### Instruction
Pull every line containing "name" from the entries.
# start of Exercise materials
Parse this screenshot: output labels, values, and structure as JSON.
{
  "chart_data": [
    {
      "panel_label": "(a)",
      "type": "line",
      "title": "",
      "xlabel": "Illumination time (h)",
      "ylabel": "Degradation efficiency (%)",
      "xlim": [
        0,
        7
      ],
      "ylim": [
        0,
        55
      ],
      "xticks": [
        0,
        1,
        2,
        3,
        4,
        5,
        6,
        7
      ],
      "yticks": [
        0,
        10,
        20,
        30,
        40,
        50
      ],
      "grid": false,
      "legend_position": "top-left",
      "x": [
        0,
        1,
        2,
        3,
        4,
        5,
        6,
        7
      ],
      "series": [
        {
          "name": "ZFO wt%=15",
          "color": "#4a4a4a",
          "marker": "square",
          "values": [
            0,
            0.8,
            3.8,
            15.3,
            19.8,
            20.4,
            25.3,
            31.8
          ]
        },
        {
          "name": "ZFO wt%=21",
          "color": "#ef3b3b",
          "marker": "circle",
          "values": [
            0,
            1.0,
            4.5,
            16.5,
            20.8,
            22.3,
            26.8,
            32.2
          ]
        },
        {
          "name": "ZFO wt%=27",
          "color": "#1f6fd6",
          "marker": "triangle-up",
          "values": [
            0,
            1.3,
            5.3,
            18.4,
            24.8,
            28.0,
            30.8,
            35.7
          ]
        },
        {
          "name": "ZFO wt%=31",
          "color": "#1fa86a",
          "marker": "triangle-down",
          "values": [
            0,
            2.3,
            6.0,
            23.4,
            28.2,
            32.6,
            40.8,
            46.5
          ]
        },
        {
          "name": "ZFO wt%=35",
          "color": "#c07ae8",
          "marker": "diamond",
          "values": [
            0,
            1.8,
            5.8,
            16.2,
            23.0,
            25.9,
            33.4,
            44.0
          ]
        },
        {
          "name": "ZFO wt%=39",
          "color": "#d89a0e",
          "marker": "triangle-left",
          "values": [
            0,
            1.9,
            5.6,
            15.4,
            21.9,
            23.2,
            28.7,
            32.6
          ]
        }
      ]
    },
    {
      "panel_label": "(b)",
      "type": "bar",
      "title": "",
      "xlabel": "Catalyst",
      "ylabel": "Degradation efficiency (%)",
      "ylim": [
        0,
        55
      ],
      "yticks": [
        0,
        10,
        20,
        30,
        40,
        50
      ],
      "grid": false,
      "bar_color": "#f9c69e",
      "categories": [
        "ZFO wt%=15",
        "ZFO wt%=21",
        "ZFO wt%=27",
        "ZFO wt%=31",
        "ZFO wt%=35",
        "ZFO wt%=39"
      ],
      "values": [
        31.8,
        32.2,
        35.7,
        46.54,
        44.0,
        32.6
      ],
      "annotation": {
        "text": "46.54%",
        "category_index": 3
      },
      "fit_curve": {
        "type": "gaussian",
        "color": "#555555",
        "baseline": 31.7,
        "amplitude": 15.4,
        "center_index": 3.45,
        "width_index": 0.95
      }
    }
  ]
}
# end of Exercise materials
### Solution
          "name": "ZFO wt%=15",
          "name": "ZFO wt%=21",
          "name": "ZFO wt%=27",
          "name": "ZFO wt%=31",
          "name": "ZFO wt%=35",
          "name": "ZFO wt%=39",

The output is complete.